Within the records below, find each line that holds the string "Miner", then copy it.

Figure collection entries
########################################
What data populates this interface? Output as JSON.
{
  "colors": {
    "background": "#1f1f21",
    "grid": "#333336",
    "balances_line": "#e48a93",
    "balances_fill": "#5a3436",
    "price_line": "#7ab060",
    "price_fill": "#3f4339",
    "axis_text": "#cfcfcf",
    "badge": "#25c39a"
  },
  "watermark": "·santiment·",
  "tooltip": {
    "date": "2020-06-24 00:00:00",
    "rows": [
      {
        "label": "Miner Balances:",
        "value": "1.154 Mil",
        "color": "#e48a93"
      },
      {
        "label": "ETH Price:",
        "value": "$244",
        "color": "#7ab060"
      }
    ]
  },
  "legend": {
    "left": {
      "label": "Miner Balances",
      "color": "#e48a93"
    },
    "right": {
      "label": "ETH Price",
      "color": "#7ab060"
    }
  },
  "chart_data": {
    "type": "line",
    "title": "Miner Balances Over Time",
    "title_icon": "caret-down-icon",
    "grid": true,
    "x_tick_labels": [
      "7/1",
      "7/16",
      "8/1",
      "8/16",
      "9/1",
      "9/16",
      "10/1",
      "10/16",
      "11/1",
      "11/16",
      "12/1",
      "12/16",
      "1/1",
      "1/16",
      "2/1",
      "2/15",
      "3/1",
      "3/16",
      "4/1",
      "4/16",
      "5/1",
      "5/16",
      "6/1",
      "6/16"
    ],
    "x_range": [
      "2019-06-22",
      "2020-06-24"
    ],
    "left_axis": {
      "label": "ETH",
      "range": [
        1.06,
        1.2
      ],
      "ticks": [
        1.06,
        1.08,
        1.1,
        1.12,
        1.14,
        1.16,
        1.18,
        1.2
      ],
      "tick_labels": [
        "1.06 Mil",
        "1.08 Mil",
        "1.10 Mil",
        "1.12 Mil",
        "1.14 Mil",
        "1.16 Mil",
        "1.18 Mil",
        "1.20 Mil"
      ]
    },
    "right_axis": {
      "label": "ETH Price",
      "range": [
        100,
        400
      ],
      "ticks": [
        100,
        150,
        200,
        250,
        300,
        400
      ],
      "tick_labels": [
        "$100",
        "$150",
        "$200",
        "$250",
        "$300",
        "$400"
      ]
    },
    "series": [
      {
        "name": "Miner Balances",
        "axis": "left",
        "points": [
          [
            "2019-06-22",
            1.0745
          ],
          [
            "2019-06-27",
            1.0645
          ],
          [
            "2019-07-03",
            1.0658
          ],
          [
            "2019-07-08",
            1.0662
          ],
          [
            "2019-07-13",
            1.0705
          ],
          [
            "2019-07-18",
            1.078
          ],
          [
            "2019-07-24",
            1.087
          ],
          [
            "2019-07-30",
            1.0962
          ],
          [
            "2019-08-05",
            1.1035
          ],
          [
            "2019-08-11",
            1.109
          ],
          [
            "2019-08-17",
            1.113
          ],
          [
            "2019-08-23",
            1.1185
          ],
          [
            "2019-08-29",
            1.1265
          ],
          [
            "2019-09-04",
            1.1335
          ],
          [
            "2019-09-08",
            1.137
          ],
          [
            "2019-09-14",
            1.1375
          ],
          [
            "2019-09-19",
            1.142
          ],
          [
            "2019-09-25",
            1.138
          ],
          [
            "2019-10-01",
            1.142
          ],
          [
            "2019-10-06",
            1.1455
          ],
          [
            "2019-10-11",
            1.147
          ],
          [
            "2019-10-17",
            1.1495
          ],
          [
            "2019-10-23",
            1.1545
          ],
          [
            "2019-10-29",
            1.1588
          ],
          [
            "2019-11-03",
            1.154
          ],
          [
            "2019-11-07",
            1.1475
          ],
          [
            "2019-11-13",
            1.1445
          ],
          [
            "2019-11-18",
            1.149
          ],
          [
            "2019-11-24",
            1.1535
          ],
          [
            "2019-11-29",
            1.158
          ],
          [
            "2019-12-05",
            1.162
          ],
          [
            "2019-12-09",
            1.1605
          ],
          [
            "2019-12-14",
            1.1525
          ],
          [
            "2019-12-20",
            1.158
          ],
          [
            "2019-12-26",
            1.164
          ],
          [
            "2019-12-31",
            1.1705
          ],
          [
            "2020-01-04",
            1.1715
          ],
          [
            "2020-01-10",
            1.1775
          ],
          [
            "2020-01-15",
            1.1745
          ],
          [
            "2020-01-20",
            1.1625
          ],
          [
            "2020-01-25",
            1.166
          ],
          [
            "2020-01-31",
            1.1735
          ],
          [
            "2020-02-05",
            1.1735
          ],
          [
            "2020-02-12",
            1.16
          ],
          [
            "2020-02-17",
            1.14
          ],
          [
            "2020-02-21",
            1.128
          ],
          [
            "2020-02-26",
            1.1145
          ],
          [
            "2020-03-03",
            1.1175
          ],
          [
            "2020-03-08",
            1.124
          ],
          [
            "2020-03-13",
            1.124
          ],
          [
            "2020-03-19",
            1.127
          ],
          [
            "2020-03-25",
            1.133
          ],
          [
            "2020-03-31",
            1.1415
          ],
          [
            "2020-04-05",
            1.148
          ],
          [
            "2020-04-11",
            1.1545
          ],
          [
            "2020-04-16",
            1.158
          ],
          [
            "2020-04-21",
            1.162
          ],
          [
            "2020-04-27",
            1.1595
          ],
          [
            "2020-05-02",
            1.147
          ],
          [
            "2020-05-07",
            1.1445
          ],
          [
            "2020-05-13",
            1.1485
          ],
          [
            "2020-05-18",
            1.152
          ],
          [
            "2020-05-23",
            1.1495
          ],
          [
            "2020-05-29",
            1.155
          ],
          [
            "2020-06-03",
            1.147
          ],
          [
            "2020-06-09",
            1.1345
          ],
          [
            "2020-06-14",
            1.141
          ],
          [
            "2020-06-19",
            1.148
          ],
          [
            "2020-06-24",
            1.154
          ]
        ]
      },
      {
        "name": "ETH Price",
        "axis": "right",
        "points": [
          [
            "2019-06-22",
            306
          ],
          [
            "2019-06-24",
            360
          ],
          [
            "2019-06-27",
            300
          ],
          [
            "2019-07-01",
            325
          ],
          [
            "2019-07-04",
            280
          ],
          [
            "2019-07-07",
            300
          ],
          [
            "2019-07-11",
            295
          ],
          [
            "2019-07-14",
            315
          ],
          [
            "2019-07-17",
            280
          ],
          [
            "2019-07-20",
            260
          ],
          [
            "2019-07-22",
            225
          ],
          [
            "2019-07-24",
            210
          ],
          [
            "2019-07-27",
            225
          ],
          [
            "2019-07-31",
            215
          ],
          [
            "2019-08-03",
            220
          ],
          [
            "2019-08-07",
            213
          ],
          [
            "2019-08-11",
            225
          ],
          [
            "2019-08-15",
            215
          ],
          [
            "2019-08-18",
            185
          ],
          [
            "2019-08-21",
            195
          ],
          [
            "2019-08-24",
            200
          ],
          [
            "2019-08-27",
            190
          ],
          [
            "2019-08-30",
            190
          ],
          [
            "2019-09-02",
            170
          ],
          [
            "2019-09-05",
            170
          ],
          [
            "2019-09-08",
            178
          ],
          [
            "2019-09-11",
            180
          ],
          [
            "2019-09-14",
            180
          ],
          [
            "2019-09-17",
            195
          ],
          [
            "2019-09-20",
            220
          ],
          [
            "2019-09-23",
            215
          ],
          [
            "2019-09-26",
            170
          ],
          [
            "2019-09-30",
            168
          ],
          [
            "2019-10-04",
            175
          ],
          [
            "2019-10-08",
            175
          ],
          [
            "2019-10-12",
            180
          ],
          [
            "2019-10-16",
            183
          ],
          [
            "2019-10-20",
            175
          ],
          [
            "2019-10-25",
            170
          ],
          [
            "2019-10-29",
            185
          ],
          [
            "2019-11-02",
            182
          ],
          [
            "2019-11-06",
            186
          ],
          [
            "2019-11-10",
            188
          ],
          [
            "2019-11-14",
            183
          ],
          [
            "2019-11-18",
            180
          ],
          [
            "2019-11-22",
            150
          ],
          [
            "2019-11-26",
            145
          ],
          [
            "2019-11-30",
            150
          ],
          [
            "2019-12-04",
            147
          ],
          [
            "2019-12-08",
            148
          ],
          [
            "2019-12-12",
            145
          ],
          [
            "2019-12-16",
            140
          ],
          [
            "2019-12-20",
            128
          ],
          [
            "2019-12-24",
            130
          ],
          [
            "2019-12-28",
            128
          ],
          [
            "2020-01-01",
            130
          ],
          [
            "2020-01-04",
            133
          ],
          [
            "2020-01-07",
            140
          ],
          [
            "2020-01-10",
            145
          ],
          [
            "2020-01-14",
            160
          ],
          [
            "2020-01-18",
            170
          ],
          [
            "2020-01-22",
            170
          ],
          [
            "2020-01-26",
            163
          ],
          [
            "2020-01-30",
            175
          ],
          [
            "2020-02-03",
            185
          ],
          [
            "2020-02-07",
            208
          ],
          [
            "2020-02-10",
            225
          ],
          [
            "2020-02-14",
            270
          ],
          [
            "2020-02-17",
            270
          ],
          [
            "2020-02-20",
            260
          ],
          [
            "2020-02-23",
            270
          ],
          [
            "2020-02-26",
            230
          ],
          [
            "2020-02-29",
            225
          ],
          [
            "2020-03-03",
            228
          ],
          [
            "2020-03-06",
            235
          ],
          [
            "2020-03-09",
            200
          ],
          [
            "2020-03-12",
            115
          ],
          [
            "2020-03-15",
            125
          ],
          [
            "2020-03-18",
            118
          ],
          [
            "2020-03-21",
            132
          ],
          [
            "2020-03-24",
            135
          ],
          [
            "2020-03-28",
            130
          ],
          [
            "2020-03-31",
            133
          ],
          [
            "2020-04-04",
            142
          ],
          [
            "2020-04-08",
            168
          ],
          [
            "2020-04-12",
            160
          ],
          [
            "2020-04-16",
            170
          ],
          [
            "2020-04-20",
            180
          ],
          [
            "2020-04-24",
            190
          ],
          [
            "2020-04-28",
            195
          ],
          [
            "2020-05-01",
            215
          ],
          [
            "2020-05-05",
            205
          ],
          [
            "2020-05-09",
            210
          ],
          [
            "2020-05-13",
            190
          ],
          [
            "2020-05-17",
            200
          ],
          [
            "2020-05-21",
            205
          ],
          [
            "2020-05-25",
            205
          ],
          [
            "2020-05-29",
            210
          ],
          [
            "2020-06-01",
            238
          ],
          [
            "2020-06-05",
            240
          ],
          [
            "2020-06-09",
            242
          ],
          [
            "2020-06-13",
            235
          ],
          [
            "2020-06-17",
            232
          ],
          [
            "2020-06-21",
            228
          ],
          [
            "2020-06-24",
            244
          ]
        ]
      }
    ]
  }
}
########################################
:: Worked solution ::
        "label": "Miner Balances:",
      "label": "Miner Balances",
    "title": "Miner Balances Over Time",
        "name": "Miner Balances",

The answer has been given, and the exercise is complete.